--- WORK TO BE COMPLETED ---
Quote all entries in full, exactly.

--- DATA LINES ---

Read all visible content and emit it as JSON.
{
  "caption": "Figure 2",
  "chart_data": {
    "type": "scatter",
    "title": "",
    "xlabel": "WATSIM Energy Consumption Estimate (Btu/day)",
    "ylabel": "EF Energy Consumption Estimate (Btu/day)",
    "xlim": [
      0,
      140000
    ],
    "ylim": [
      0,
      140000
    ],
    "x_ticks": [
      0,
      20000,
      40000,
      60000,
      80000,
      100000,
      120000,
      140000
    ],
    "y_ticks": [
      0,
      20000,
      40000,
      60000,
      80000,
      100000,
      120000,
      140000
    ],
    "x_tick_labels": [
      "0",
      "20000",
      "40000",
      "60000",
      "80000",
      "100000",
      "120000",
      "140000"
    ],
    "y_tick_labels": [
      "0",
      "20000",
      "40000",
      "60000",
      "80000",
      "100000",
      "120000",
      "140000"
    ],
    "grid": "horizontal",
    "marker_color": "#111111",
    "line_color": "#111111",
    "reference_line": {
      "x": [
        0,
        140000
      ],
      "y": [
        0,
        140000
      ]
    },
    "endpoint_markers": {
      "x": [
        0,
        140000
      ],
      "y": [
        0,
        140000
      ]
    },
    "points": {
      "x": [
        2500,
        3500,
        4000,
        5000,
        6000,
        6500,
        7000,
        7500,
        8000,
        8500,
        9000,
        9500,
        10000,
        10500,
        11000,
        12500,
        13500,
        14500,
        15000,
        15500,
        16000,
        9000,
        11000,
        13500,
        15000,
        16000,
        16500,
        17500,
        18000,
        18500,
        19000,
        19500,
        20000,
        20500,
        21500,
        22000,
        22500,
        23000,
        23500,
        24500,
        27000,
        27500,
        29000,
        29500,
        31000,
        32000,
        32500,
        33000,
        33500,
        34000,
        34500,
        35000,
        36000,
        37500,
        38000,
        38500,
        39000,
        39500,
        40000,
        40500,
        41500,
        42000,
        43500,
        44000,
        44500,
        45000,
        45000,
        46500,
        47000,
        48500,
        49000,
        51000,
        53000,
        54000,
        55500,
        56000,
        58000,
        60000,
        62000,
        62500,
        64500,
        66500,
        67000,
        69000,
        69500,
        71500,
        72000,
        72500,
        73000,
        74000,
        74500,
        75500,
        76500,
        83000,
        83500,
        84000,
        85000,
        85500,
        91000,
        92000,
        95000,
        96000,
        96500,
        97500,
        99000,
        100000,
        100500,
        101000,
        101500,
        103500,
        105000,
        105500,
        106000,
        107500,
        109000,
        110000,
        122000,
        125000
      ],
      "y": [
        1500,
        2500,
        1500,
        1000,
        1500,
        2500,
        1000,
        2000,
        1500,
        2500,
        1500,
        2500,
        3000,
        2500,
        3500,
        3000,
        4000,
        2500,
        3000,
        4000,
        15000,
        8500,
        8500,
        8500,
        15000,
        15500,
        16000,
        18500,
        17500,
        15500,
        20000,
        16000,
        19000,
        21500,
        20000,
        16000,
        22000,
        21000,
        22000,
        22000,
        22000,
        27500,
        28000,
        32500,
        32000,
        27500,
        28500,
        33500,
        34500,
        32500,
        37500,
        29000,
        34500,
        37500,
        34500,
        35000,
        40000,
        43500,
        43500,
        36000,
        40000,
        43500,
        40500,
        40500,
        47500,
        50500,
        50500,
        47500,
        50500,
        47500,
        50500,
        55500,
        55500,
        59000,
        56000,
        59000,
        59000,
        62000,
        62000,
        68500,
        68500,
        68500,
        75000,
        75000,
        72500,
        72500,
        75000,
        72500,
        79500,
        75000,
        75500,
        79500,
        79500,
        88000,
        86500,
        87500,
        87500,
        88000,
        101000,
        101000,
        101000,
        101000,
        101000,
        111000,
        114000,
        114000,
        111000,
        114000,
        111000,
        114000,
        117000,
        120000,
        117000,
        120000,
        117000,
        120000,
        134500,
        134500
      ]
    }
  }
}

--- OUTPUT OF THE TASK ---
Read all visible content and emit it as JSON.
{
  "caption": "Figure 2",
  "chart_data": {
    "type": "scatter",
    "title": "",
    "xlabel": "WATSIM Energy Consumption Estimate (Btu/day)",
    "ylabel": "EF Energy Consumption Estimate (Btu/day)",
    "xlim": [
      0,
      140000
    ],
    "ylim": [
      0,
      140000
    ],
    "x_ticks": [
      0,
      20000,
      40000,
      60000,
      80000,
      100000,
      120000,
      140000
    ],
    "y_ticks": [
      0,
      20000,
      40000,
      60000,
      80000,
      100000,
      120000,
      140000
    ],
    "x_tick_labels": [
      "0",
      "20000",
      "40000",
      "60000",
      "80000",
      "100000",
      "120000",
      "140000"
    ],
    "y_tick_labels": [
      "0",
      "20000",
      "40000",
      "60000",
      "80000",
      "100000",
      "120000",
      "140000"
    ],
    "grid": "horizontal",
    "marker_color": "#111111",
    "line_color": "#111111",
    "reference_line": {
      "x": [
        0,
        140000
      ],
      "y": [
        0,
        140000
      ]
    },
    "endpoint_markers": {
      "x": [
        0,
        140000
      ],
      "y": [
        0,
        140000
      ]
    },
    "points": {
      "x": [
        2500,
        3500,
        4000,
        5000,
        6000,
        6500,
        7000,
        7500,
        8000,
        8500,
        9000,
        9500,
        10000,
        10500,
        11000,
        12500,
        13500,
        14500,
        15000,
        15500,
        16000,
        9000,
        11000,
        13500,
        15000,
        16000,
        16500,
        17500,
        18000,
        18500,
        19000,
        19500,
        20000,
        20500,
        21500,
        22000,
        22500,
        23000,
        23500,
        24500,
        27000,
        27500,
        29000,
        29500,
        31000,
        32000,
        32500,
        33000,
        33500,
        34000,
        34500,
        35000,
        36000,
        37500,
        38000,
        38500,
        39000,
        39500,
        40000,
        40500,
        41500,
        42000,
        43500,
        44000,
        44500,
        45000,
        45000,
        46500,
        47000,
        48500,
        49000,
        51000,
        53000,
        54000,
        55500,
        56000,
        58000,
        60000,
        62000,
        62500,
        64500,
        66500,
        67000,
        69000,
        69500,
        71500,
        72000,
        72500,
        73000,
        74000,
        74500,
        75500,
        76500,
        83000,
        83500,
        84000,
        85000,
        85500,
        91000,
        92000,
        95000,
        96000,
        96500,
        97500,
        99000,
        100000,
        100500,
        101000,
        101500,
        103500,
        105000,
        105500,
        106000,
        107500,
        109000,
        110000,
        122000,
        125000
      ],
      "y": [
        1500,
        2500,
        1500,
        1000,
        1500,
        2500,
        1000,
        2000,
        1500,
        2500,
        1500,
        2500,
        3000,
        2500,
        3500,
        3000,
        4000,
        2500,
        3000,
        4000,
        15000,
        8500,
        8500,
        8500,
        15000,
        15500,
        16000,
        18500,
        17500,
        15500,
        20000,
        16000,
        19000,
        21500,
        20000,
        16000,
        22000,
        21000,
        22000,
        22000,
        22000,
        27500,
        28000,
        32500,
        32000,
        27500,
        28500,
        33500,
        34500,
        32500,
        37500,
        29000,
        34500,
        37500,
        34500,
        35000,
        40000,
        43500,
        43500,
        36000,
        40000,
        43500,
        40500,
        40500,
        47500,
        50500,
        50500,
        47500,
        50500,
        47500,
        50500,
        55500,
        55500,
        59000,
        56000,
        59000,
        59000,
        62000,
        62000,
        68500,
        68500,
        68500,
        75000,
        75000,
        72500,
        72500,
        75000,
        72500,
        79500,
        75000,
        75500,
        79500,
        79500,
        88000,
        86500,
        87500,
        87500,
        88000,
        101000,
        101000,
        101000,
        101000,
        101000,
        111000,
        114000,
        114000,
        111000,
        114000,
        111000,
        114000,
        117000,
        120000,
        117000,
        120000,
        117000,
        120000,
        134500,
        134500
      ]
    }
  }
}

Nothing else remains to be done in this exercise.